▶ INFORMATION SUPPLIED:
____________________
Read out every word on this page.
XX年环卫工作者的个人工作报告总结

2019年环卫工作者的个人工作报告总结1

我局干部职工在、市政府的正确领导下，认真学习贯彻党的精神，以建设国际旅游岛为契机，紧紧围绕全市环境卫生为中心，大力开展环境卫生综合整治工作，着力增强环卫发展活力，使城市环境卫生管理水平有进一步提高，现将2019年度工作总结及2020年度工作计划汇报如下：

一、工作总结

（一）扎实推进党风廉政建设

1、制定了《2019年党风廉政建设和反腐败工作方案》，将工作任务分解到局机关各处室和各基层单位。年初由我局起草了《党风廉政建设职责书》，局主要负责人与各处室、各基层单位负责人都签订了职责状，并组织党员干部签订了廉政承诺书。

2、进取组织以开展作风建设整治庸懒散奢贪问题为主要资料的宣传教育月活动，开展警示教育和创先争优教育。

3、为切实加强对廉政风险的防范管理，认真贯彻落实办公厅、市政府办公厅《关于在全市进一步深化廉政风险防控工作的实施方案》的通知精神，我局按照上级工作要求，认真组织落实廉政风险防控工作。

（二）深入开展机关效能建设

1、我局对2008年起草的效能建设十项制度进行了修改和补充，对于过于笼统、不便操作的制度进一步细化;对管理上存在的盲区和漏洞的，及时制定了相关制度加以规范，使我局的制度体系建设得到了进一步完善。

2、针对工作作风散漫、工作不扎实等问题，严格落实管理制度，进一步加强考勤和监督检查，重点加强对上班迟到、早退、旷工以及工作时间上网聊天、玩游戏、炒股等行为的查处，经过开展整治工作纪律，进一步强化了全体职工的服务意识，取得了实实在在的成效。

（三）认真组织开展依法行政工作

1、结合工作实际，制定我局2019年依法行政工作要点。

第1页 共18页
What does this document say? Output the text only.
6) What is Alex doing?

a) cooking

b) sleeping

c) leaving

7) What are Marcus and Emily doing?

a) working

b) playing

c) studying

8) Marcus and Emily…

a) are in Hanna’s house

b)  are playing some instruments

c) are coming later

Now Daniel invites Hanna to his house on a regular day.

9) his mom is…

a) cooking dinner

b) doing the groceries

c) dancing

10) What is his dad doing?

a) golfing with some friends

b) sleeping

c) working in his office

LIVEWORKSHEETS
____________________
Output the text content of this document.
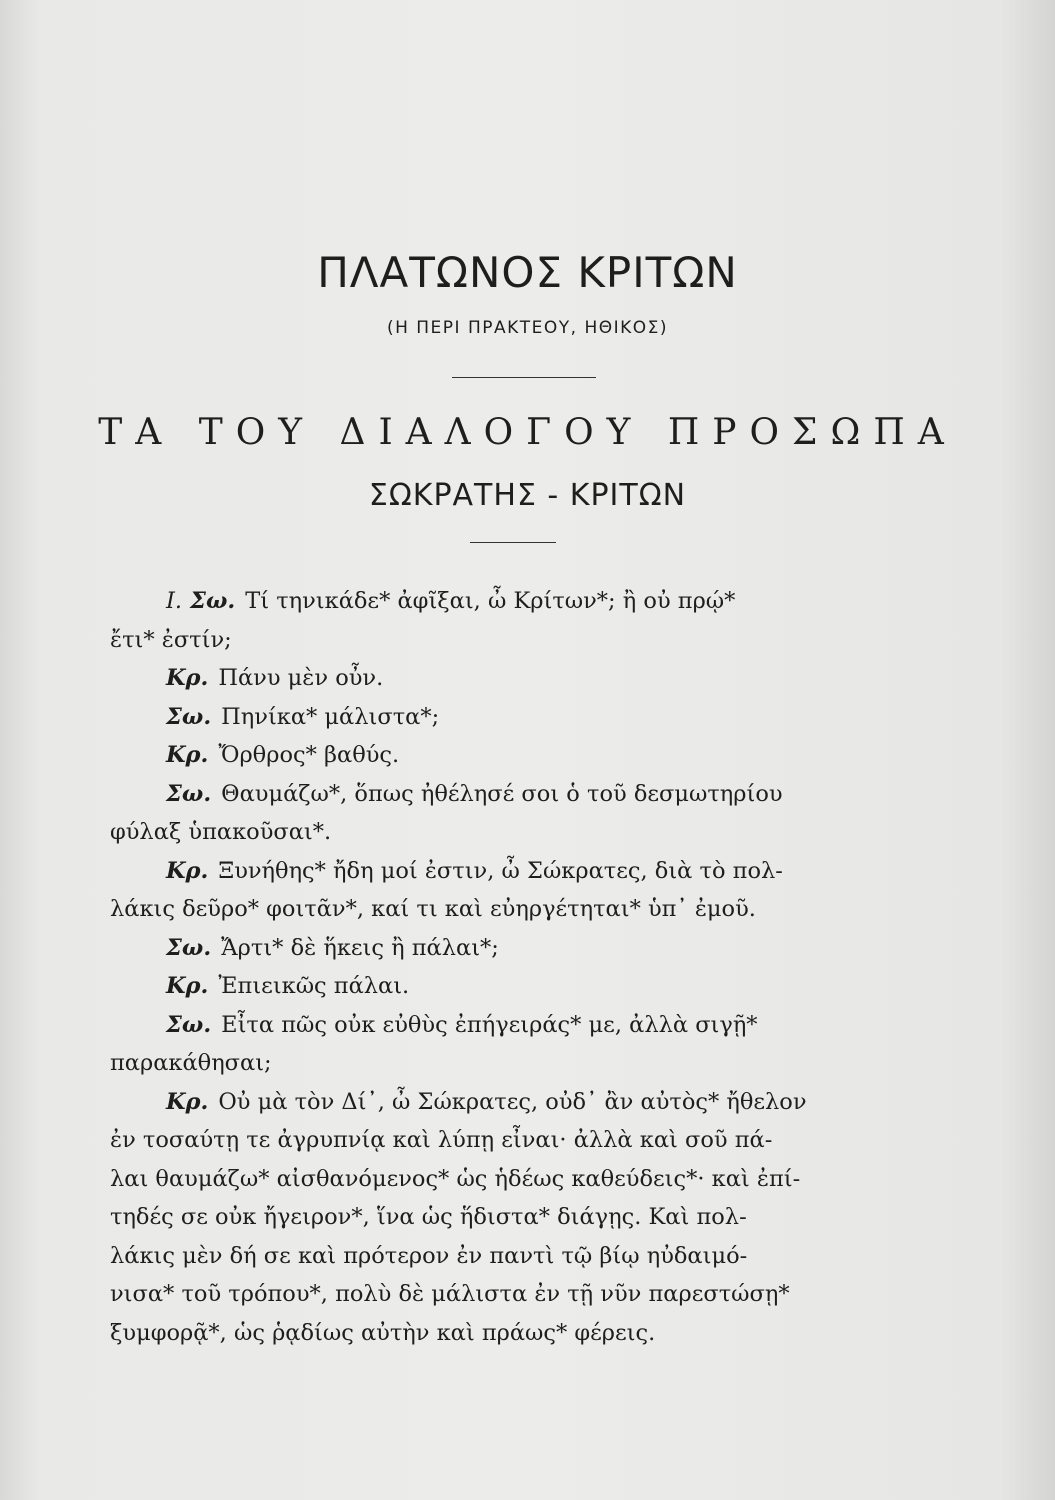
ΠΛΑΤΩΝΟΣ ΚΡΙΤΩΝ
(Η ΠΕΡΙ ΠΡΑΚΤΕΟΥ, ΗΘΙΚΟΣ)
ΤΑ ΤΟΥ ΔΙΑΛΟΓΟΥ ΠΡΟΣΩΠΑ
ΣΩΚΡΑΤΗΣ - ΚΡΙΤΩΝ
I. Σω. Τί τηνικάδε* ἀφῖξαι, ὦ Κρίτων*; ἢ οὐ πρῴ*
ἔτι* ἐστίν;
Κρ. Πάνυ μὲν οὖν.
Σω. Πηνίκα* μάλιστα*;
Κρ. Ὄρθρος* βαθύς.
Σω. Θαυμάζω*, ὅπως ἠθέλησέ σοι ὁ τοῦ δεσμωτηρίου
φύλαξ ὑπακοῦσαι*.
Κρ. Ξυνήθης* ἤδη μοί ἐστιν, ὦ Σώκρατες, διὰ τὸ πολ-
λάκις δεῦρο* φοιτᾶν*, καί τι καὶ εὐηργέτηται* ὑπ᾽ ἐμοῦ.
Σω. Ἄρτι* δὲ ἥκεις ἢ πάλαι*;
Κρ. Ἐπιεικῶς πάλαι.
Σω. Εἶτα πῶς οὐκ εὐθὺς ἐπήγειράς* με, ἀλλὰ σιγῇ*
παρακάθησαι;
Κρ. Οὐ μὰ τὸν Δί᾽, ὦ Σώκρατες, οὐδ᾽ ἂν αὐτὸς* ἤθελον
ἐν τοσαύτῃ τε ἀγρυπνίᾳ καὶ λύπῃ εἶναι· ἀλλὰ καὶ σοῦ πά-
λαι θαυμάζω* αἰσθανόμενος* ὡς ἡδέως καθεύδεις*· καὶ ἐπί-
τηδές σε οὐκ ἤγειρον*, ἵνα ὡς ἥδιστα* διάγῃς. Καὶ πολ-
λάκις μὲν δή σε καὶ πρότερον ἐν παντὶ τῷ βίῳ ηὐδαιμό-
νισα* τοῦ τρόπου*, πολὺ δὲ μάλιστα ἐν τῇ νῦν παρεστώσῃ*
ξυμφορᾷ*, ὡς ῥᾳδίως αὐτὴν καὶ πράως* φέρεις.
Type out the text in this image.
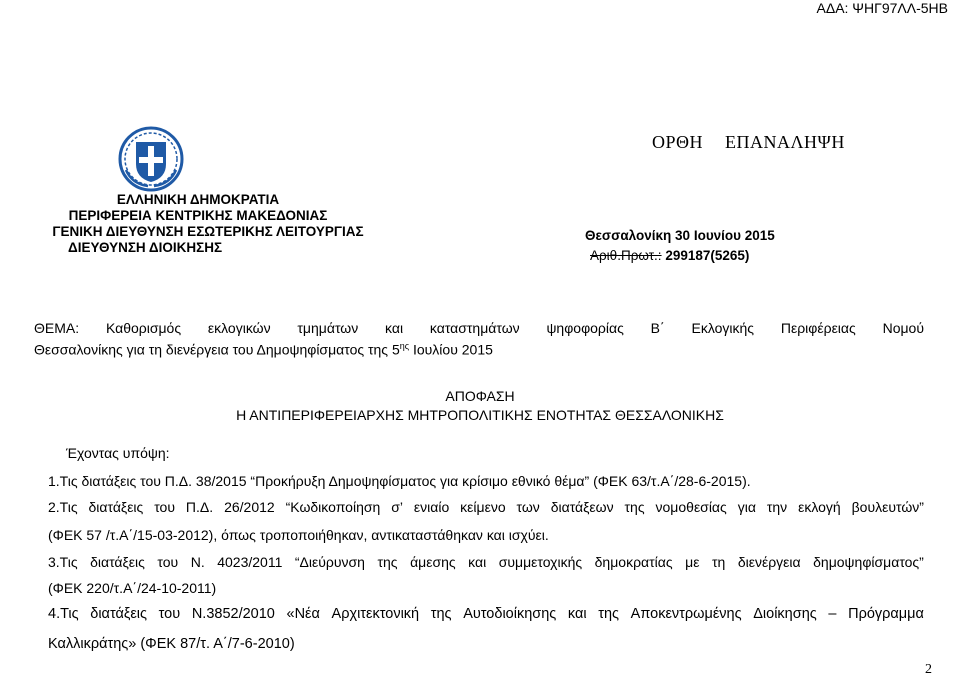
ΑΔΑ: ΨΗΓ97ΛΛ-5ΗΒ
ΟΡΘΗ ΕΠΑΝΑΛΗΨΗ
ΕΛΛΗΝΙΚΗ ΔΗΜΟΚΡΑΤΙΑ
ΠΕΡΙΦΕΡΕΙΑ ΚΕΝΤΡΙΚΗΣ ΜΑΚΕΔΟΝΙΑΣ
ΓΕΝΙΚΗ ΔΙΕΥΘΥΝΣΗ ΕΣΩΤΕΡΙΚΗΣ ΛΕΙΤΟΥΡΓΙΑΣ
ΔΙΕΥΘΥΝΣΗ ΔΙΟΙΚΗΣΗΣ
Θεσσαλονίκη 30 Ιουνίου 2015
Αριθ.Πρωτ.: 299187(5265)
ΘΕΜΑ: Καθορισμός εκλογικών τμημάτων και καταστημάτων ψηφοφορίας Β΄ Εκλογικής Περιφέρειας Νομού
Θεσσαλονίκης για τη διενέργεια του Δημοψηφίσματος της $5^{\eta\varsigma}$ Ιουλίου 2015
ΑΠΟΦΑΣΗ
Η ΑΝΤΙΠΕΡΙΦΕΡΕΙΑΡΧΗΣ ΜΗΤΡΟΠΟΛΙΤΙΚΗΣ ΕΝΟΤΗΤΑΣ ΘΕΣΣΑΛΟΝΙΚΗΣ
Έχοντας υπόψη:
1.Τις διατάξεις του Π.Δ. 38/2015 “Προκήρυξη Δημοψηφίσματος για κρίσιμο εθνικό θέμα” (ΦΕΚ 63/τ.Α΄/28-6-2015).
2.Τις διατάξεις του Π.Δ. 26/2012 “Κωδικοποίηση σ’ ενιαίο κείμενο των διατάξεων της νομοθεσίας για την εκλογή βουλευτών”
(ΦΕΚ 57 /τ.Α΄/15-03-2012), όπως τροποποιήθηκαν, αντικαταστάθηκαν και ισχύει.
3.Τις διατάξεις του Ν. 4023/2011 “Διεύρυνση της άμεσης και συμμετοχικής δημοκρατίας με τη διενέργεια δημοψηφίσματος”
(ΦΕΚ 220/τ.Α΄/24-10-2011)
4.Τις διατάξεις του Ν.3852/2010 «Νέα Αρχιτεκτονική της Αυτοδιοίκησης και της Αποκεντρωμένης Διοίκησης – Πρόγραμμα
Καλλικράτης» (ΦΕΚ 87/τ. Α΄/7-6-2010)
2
____________________
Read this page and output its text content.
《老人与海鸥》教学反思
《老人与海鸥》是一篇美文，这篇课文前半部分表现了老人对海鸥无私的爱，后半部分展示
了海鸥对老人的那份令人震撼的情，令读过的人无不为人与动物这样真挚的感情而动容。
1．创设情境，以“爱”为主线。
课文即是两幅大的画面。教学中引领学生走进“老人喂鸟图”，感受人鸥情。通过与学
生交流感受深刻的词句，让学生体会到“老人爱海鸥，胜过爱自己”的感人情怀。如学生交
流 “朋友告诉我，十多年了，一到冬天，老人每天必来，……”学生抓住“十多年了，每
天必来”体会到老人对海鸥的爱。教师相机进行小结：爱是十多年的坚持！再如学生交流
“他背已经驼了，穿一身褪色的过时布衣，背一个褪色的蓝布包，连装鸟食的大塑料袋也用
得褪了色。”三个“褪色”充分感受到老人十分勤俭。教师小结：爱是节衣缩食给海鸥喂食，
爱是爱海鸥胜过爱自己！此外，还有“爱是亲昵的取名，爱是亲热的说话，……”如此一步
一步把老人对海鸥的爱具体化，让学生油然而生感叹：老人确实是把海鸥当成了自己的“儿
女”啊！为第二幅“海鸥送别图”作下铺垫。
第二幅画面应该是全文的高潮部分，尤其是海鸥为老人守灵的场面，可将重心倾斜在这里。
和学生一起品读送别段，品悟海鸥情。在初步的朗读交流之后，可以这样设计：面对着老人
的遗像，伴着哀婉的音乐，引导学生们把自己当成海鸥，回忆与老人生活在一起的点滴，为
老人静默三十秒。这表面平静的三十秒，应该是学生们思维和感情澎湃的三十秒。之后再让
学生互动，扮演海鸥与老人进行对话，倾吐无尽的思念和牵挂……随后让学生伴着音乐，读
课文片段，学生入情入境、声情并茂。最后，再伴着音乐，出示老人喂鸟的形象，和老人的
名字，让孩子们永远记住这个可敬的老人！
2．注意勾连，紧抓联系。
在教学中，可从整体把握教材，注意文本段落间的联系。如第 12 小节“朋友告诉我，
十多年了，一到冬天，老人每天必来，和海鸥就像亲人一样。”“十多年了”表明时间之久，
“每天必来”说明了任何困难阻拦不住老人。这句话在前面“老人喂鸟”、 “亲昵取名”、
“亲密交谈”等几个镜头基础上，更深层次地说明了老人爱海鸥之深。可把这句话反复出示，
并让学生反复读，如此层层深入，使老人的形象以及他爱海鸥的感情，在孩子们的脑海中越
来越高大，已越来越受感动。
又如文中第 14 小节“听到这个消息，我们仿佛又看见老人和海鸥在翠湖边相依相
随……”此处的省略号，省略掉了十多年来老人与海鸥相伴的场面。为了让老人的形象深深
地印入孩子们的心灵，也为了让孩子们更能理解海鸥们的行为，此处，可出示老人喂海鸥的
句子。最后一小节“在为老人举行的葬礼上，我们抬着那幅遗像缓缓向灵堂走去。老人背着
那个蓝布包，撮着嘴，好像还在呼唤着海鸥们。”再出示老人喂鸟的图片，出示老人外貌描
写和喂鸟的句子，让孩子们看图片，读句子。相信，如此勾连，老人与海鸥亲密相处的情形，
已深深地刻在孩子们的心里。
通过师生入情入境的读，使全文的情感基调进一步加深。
____________________
▶ TASK OBJECTIVE: In the records above, collect each line with "Emily".

▶ SOLUTION TO THE EXERCISE:
7) What are Marcus and Emily doing?
8) Marcus and Emily…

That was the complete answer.